Search the material below for the string "Hugo" and list each line that holds it.

-- BEGIN Data in this exercise --

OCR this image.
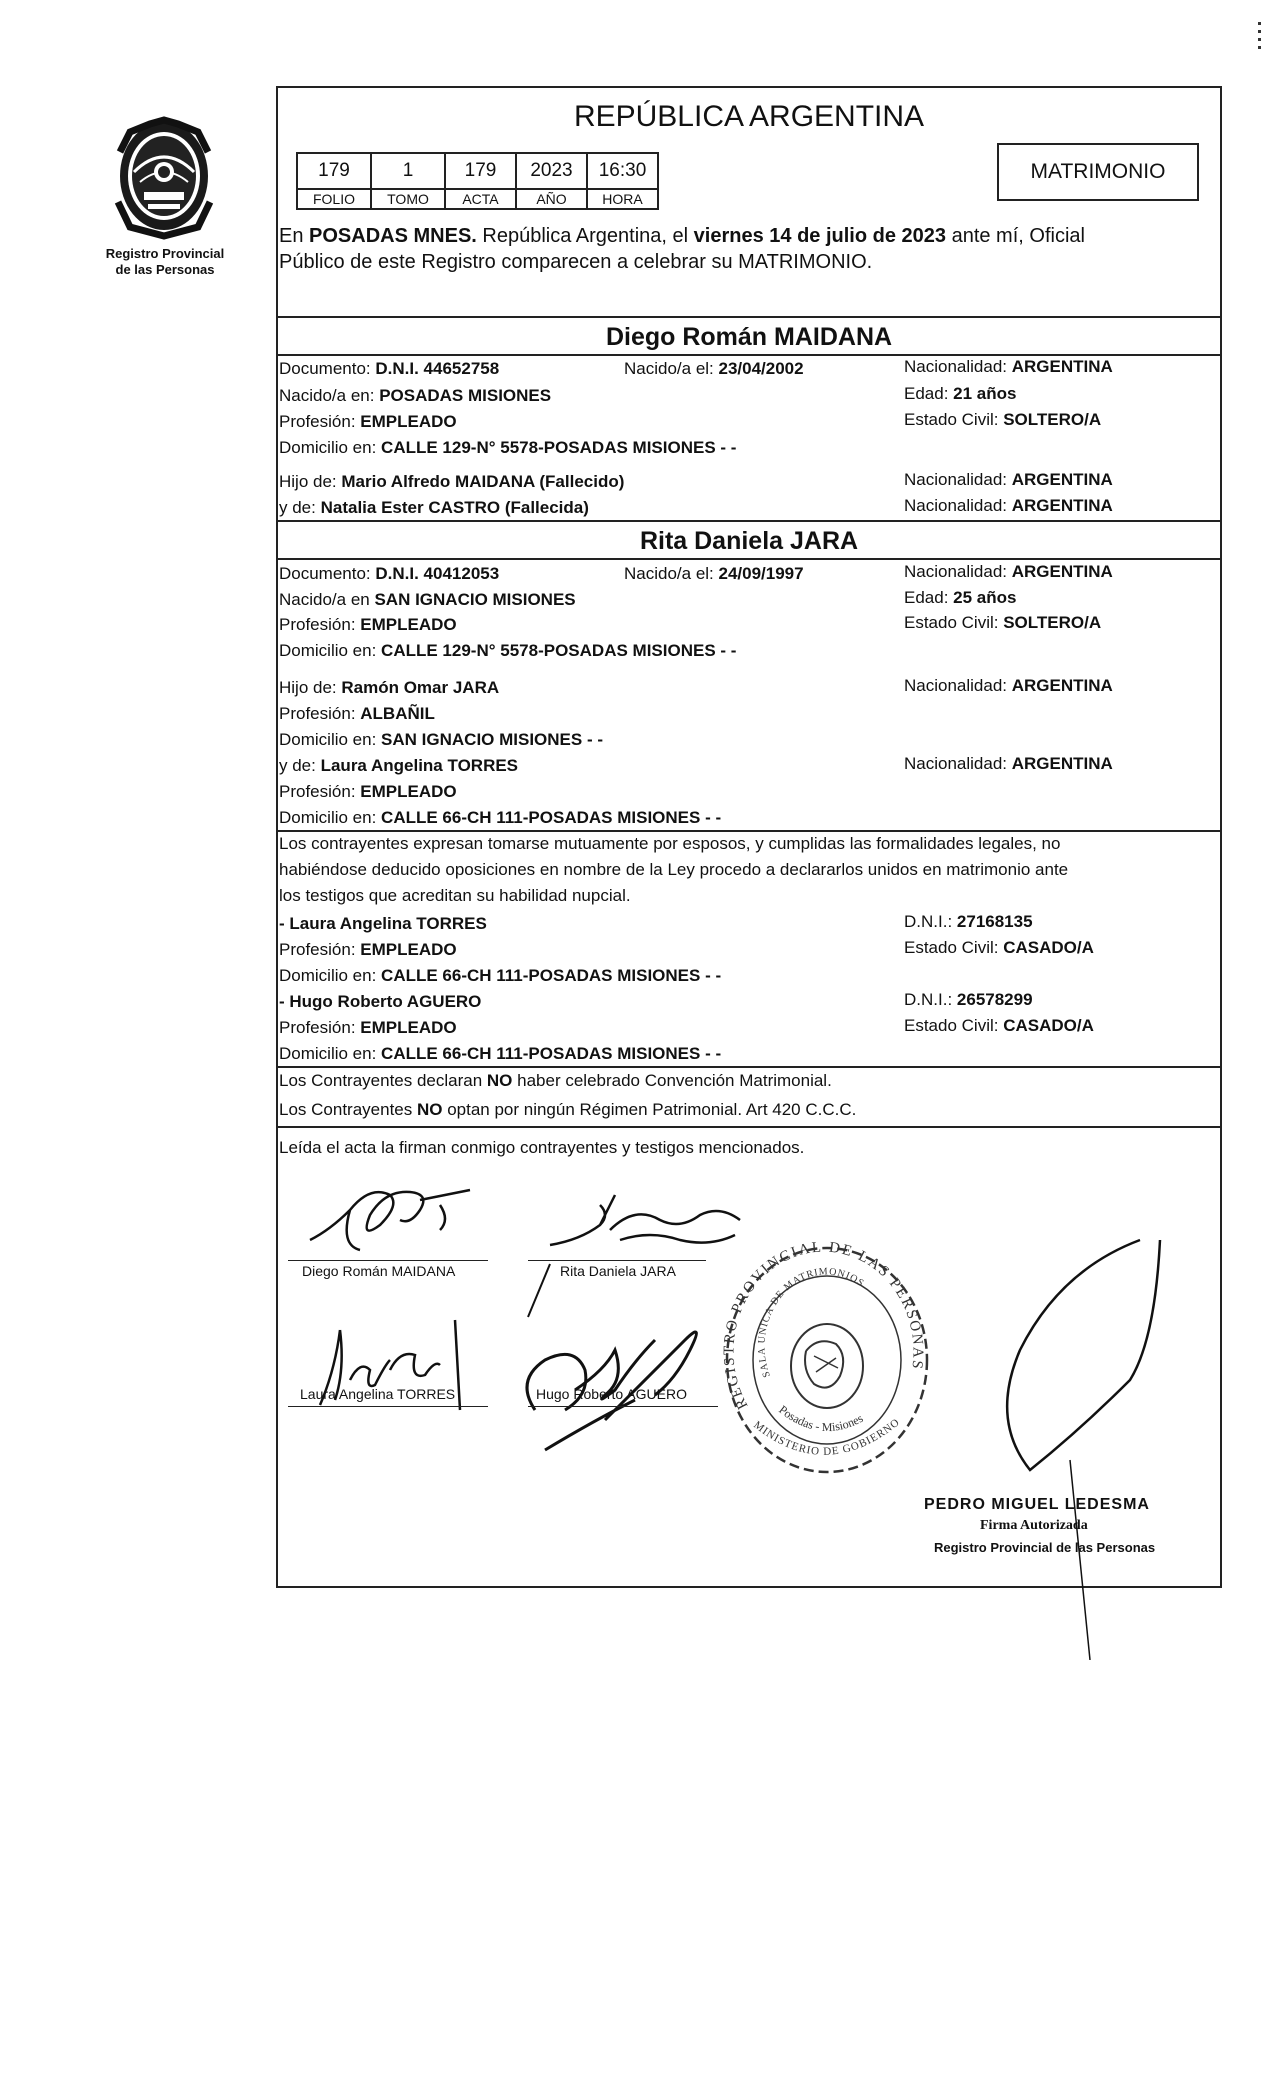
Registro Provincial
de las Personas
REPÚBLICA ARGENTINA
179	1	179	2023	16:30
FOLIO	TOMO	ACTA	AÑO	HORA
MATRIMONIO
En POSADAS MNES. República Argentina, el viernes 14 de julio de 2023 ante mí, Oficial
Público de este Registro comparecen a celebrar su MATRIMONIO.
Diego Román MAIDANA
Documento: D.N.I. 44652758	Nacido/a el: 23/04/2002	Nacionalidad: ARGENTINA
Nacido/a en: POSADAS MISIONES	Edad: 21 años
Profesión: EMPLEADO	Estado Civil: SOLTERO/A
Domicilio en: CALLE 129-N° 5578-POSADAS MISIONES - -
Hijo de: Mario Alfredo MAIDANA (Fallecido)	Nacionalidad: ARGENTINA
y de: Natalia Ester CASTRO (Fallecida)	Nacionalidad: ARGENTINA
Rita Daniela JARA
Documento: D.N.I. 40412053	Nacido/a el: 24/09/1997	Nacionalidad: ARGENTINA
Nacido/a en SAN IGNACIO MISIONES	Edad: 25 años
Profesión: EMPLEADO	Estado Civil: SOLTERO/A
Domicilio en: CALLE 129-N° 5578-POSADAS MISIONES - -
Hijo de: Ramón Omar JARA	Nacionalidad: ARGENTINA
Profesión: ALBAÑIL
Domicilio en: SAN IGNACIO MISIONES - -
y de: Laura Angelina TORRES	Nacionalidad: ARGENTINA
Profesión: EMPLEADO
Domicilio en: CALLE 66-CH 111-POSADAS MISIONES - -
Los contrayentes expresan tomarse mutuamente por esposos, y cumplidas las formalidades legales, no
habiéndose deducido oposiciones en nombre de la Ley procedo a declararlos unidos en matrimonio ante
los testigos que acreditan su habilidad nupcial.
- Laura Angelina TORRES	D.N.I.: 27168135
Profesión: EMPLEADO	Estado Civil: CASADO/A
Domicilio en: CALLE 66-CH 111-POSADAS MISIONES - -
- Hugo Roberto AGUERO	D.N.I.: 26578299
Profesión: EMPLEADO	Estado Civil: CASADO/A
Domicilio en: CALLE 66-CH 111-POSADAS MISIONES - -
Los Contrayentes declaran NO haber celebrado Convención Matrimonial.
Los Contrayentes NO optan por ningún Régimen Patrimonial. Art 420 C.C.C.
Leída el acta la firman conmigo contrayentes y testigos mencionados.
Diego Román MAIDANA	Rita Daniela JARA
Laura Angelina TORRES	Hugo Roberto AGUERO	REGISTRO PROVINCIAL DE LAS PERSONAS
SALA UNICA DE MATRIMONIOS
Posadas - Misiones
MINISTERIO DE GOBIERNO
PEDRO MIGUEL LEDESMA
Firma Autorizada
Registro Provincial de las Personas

-- END Data in this exercise --

_Written answer_.
- Hugo Roberto AGUERO	D.N.I.: 26578299
Laura Angelina TORRES	Hugo Roberto AGUERO	REGISTRO PROVINCIAL DE LAS PERSONAS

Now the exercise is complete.